== The input

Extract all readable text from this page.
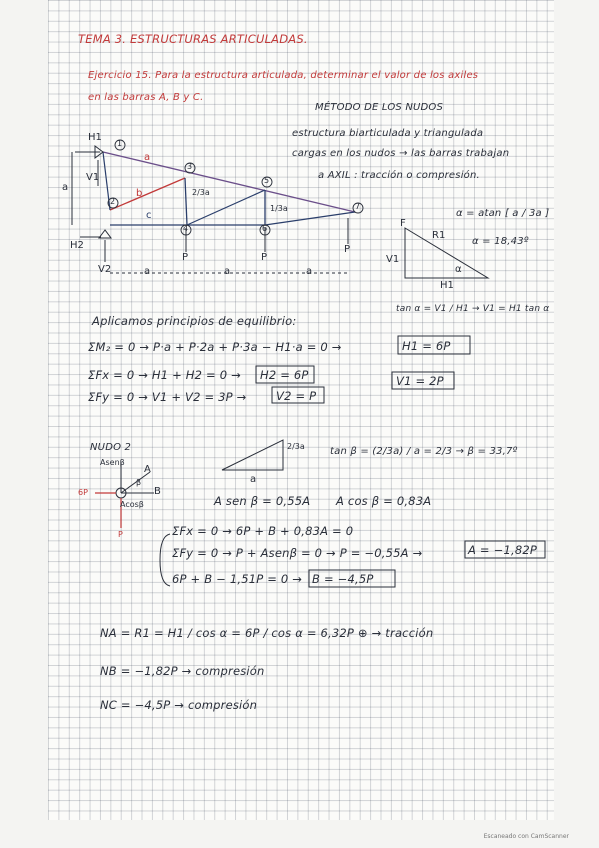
TEMA 3. ESTRUCTURAS ARTICULADAS.
Ejercicio 15. Para la estructura articulada, determinar el valor de los axiles
en las barras A, B y C.
MÉTODO DE LOS NUDOS
estructura biarticulada y triangulada
cargas en los nudos → las barras trabajan
a AXIL : tracción o compresión.
H1
V1
H2
V2
a
1
2
3
4
5
6
7
a
b
c
2/3a
1/3a
P	P
P
a	a	a
α = atan [ a / 3a ]
α = 18,43º
R1
F
V1
H1
α
tan α = V1 / H1 → V1 = H1 tan α
Aplicamos principios de equilibrio:
ΣM₂ = 0 → P·a + P·2a + P·3a − H1·a = 0 →	H1 = 6P
ΣFx = 0 → H1 + H2 = 0 → H2 = 6P	V1 = 2P
ΣFy = 0 → V1 + V2 = 3P →	V2 = P
NUDO 2
Asenβ
A
B
β
Acosβ
6P
P
2/3a
a
tan β = (2/3a) / a = 2/3 → β = 33,7º
A sen β = 0,55A A cos β = 0,83A
ΣFx = 0 → 6P + B + 0,83A = 0
ΣFy = 0 → P + Asenβ = 0 → P = −0,55A →	A = −1,82P
6P + B − 1,51P = 0 → B = −4,5P
NA = R1 = H1 / cos α = 6P / cos α = 6,32P ⊕ → tracción
NB = −1,82P → compresión
NC = −4,5P → compresión
Escaneado con CamScanner
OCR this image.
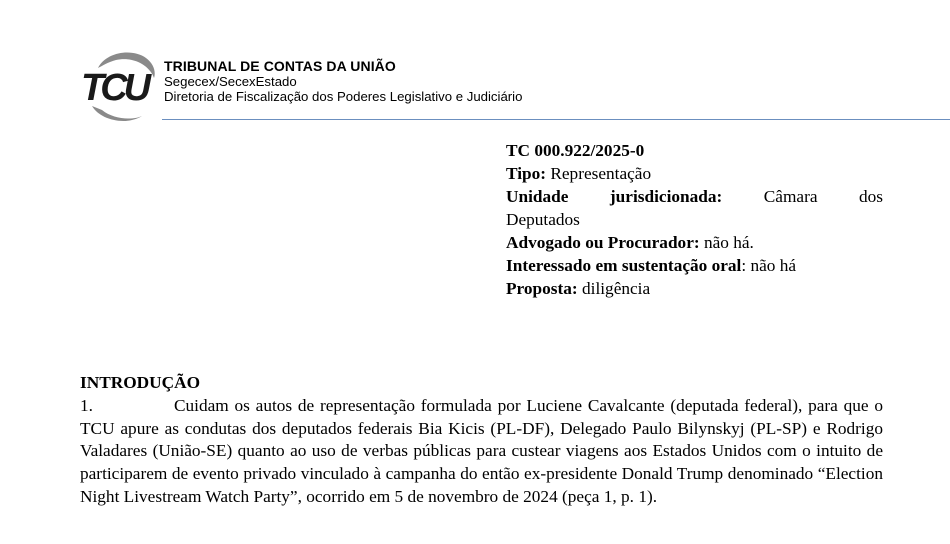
TCU
TRIBUNAL DE CONTAS DA UNIÃO
Segecex/SecexEstado
Diretoria de Fiscalização dos Poderes Legislativo e Judiciário
TC 000.922/2025-0
Tipo: Representação
Unidade jurisdicionada: Câmara dos
Deputados
Advogado ou Procurador: não há.
Interessado em sustentação oral: não há
Proposta: diligência
INTRODUÇÃO
1.	Cuidam os autos de representação formulada por Luciene Cavalcante (deputada federal), para que o TCU apure as condutas dos deputados federais Bia Kicis (PL-DF), Delegado Paulo Bilynskyj (PL-SP) e Rodrigo Valadares (União-SE) quanto ao uso de verbas públicas para custear viagens aos Estados Unidos com o intuito de participarem de evento privado vinculado à campanha do então ex-presidente Donald Trump denominado “Election Night Livestream Watch Party”, ocorrido em 5 de novembro de 2024 (peça 1, p. 1).
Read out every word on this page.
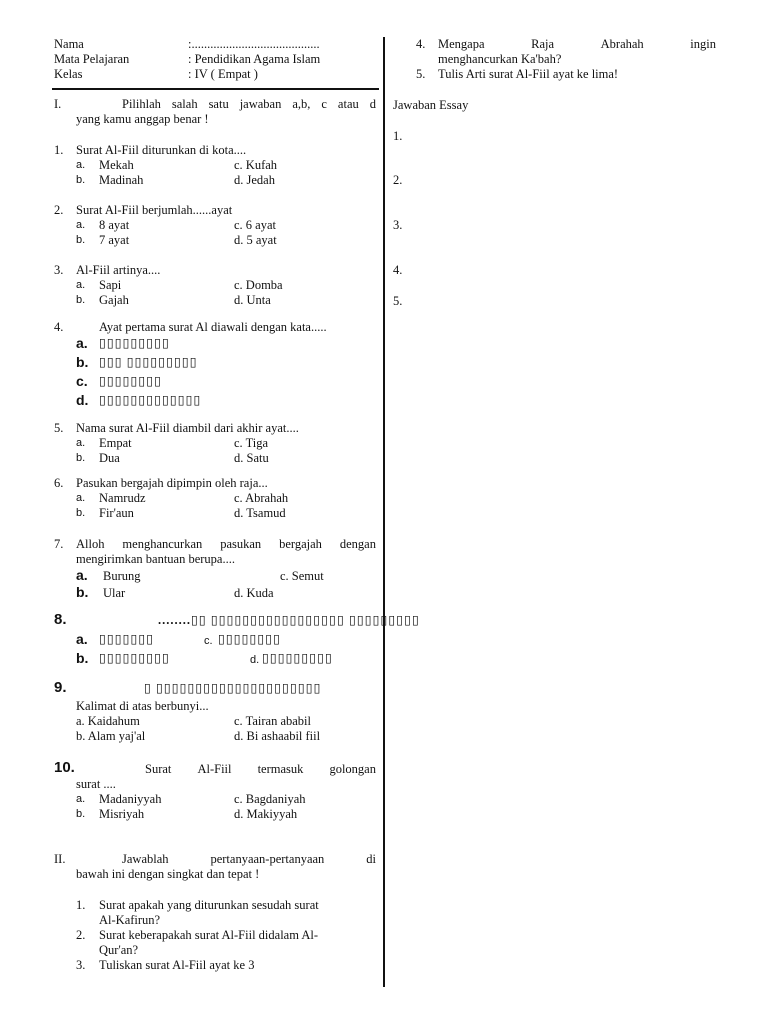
Nama	:.........................................
Mata Pelajaran	: Pendidikan Agama Islam
Kelas	: IV ( Empat )
I.	Pilihlah salah satu jawaban a,b, c atau d
yang kamu anggap benar !
1. Surat Al-Fiil diturunkan di kota....
a. Mekah	c. Kufah
b. Madinah	d. Jedah
2. Surat Al-Fiil berjumlah......ayat
a. 8 ayat	c. 6 ayat
b. 7 ayat	d. 5 ayat
3. Al-Fiil artinya....
a. Sapi	c. Domba
b. Gajah	d. Unta
4.	Ayat pertama surat Al diawali dengan kata.....
a. ▯▯▯▯▯▯▯▯▯
b. ▯▯▯ ▯▯▯▯▯▯▯▯▯
c. ▯▯▯▯▯▯▯▯
d. ▯▯▯▯▯▯▯▯▯▯▯▯▯
5. Nama surat Al-Fiil diambil dari akhir ayat....
a. Empat	c. Tiga
b. Dua	d. Satu
6. Pasukan bergajah dipimpin oleh raja...
a. Namrudz	c. Abrahah
b. Fir'aun	d. Tsamud
7. Alloh menghancurkan pasukan bergajah dengan
mengirimkan bantuan berupa....
a. Burung	c. Semut
b. Ular	d. Kuda
8.	........▯▯ ▯▯▯▯▯▯▯▯▯▯▯▯▯▯▯▯▯ ▯▯▯▯▯▯▯▯▯
a. ▯▯▯▯▯▯▯	c. ▯▯▯▯▯▯▯▯
b. ▯▯▯▯▯▯▯▯▯	d. ▯▯▯▯▯▯▯▯▯
9.	▯ ▯▯▯▯▯▯▯▯▯▯▯▯▯▯▯▯▯▯▯▯▯
Kalimat di atas berbunyi...
a. Kaidahum	c. Tairan ababil
b. Alam yaj'al	d. Bi ashaabil fiil
10.	Surat Al-Fiil termasuk golongan
surat ....
a. Madaniyyah	c. Bagdaniyah
b. Misriyah	d. Makiyyah
II.	Jawablah	pertanyaan-pertanyaan	di
bawah ini dengan singkat dan tepat !
1. Surat apakah yang diturunkan sesudah surat
Al-Kafirun?
2. Surat keberapakah surat Al-Fiil didalam Al-
Qur'an?
3. Tuliskan surat Al-Fiil ayat ke 3
4. Mengapa	Raja	Abrahah	ingin
menghancurkan Ka'bah?
5. Tulis Arti surat Al-Fiil ayat ke lima!
Jawaban Essay
1.
2.
3.
4.
5.
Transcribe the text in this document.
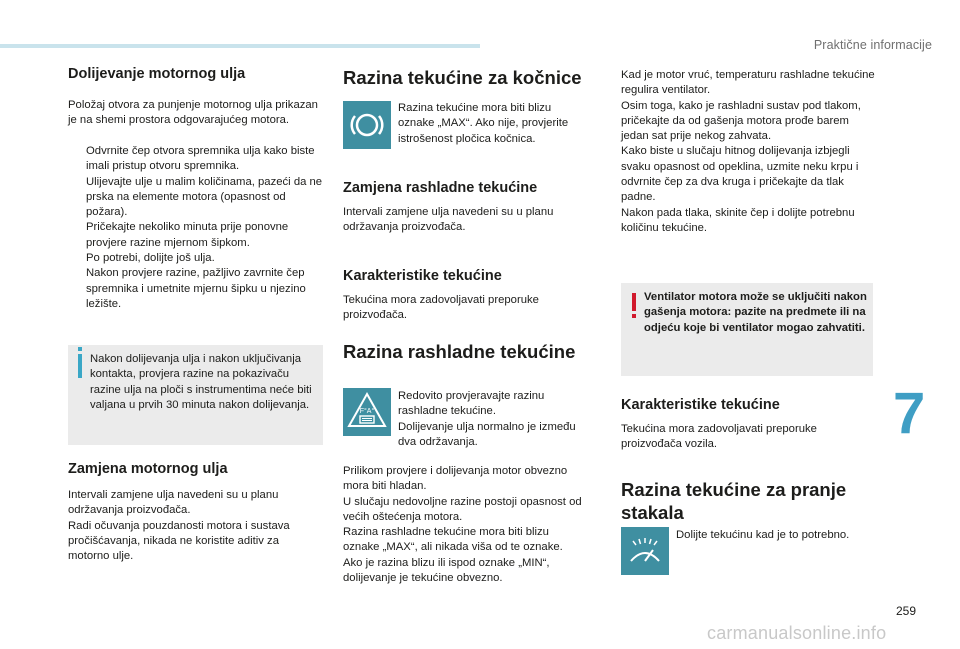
Praktične informacije
Dolijevanje motornog ulja

Položaj otvora za punjenje motornog ulja prikazan je na shemi prostora odgovarajućeg motora.

Odvrnite čep otvora spremnika ulja kako biste imali pristup otvoru spremnika.
Ulijevajte ulje u malim količinama, pazeći da ne prska na elemente motora (opasnost od požara).
Pričekajte nekoliko minuta prije ponovne provjere razine mjernom šipkom.
Po potrebi, dolijte još ulja.
Nakon provjere razine, pažljivo zavrnite čep spremnika i umetnite mjernu šipku u njezino ležište.

Nakon dolijevanja ulja i nakon uključivanja kontakta, provjera razine na pokazivaču razine ulja na ploči s instrumentima neće biti valjana u prvih 30 minuta nakon dolijevanja.

Zamjena motornog ulja

Intervali zamjene ulja navedeni su u planu održavanja proizvođača.
Radi očuvanja pouzdanosti motora i sustava pročišćavanja, nikada ne koristite aditiv za motorno ulje.

Razina tekućine za kočnice

Razina tekućine mora biti blizu oznake „MAX“. Ako nije, provjerite istrošenost pločica kočnica.

Zamjena rashladne tekućine

Intervali zamjene ulja navedeni su u planu održavanja proizvođača.

Karakteristike tekućine

Tekućina mora zadovoljavati preporuke proizvođača.

Razina rashladne tekućine
F°A°

Redovito provjeravajte razinu rashladne tekućine.
Dolijevanje ulja normalno je između dva održavanja.

Prilikom provjere i dolijevanja motor obvezno mora biti hladan.
U slučaju nedovoljne razine postoji opasnost od većih oštećenja motora.
Razina rashladne tekućine mora biti blizu oznake „MAX“, ali nikada viša od te oznake.
Ako je razina blizu ili ispod oznake „MIN“, dolijevanje je tekućine obvezno.

Kad je motor vruć, temperaturu rashladne tekućine regulira ventilator.
Osim toga, kako je rashladni sustav pod tlakom, pričekajte da od gašenja motora prođe barem jedan sat prije nekog zahvata.
Kako biste u slučaju hitnog dolijevanja izbjegli svaku opasnost od opeklina, uzmite neku krpu i odvrnite čep za dva kruga i pričekajte da tlak padne.
Nakon pada tlaka, skinite čep i dolijte potrebnu količinu tekućine.

Ventilator motora može se uključiti nakon gašenja motora: pazite na predmete ili na odjeću koje bi ventilator mogao zahvatiti.

Karakteristike tekućine

Tekućina mora zadovoljavati preporuke proizvođača vozila.

Razina tekućine za pranje stakala

Dolijte tekućinu kad je to potrebno.

7
259
carmanualsonline.info
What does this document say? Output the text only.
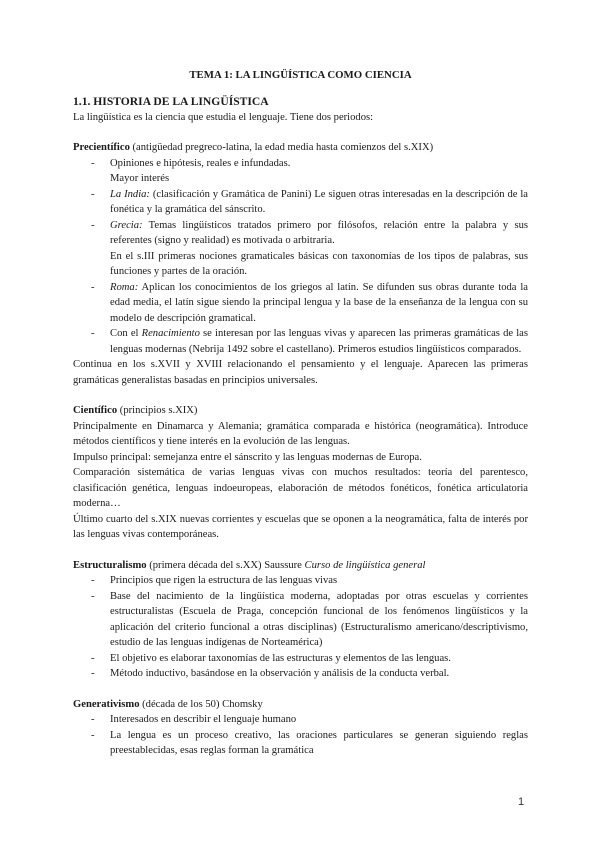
TEMA 1: LA LINGÜÍSTICA COMO CIENCIA
1.1. HISTORIA DE LA LINGÜÍSTICA

La lingüística es la ciencia que estudia el lenguaje. Tiene dos periodos:

Precientífico (antigüedad pregreco-latina, la edad media hasta comienzos del s.XIX)

- Opiniones e hipótesis, reales e infundadas.
Mayor interés
- La India: (clasificación y Gramática de Panini) Le siguen otras interesadas en la descripción de la fonética y la gramática del sánscrito.
- Grecia: Temas lingüísticos tratados primero por filósofos, relación entre la palabra y sus referentes (signo y realidad) es motivada o arbitraria.
En el s.III primeras nociones gramaticales básicas con taxonomías de los tipos de palabras, sus funciones y partes de la oración.
- Roma: Aplican los conocimientos de los griegos al latín. Se difunden sus obras durante toda la edad media, el latín sigue siendo la principal lengua y la base de la enseñanza de la lengua con su modelo de descripción gramatical.
- Con el Renacimiento se interesan por las lenguas vivas y aparecen las primeras gramáticas de las lenguas modernas (Nebrija 1492 sobre el castellano). Primeros estudios lingüísticos comparados.

Continua en los s.XVII y XVIII relacionando el pensamiento y el lenguaje. Aparecen las primeras gramáticas generalistas basadas en principios universales.

Científico (principios s.XIX)

Principalmente en Dinamarca y Alemania; gramática comparada e histórica (neogramática). Introduce métodos científicos y tiene interés en la evolución de las lenguas.

Impulso principal: semejanza entre el sánscrito y las lenguas modernas de Europa.

Comparación sistemática de varias lenguas vivas con muchos resultados: teoría del parentesco, clasificación genética, lenguas indoeuropeas, elaboración de métodos fonéticos, fonética articulatoria moderna…

Último cuarto del s.XIX nuevas corrientes y escuelas que se oponen a la neogramática, falta de interés por las lenguas vivas contemporáneas.

Estructuralismo (primera década del s.XX) Saussure Curso de lingüística general

- Principios que rigen la estructura de las lenguas vivas
- Base del nacimiento de la lingüística moderna, adoptadas por otras escuelas y corrientes estructuralistas (Escuela de Praga, concepción funcional de los fenómenos lingüísticos y la aplicación del criterio funcional a otras disciplinas) (Estructuralismo americano/descriptivismo, estudio de las lenguas indígenas de Norteamérica)
- El objetivo es elaborar taxonomías de las estructuras y elementos de las lenguas.
- Método inductivo, basándose en la observación y análisis de la conducta verbal.

Generativismo (década de los 50) Chomsky

- Interesados en describir el lenguaje humano
- La lengua es un proceso creativo, las oraciones particulares se generan siguiendo reglas preestablecidas, esas reglas forman la gramática
1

====

- [Exercise brief]:
From the records above, pick out and copy each line holding the word "descripción".

- [Solution to the problem]:
- La India: (clasificación y Gramática de Panini) Le siguen otras interesadas en la descripción de la fonética y la gramática del sánscrito.
- Roma: Aplican los conocimientos de los griegos al latín. Se difunden sus obras durante toda la edad media, el latín sigue siendo la principal lengua y la base de la enseñanza de la lengua con su modelo de descripción gramatical.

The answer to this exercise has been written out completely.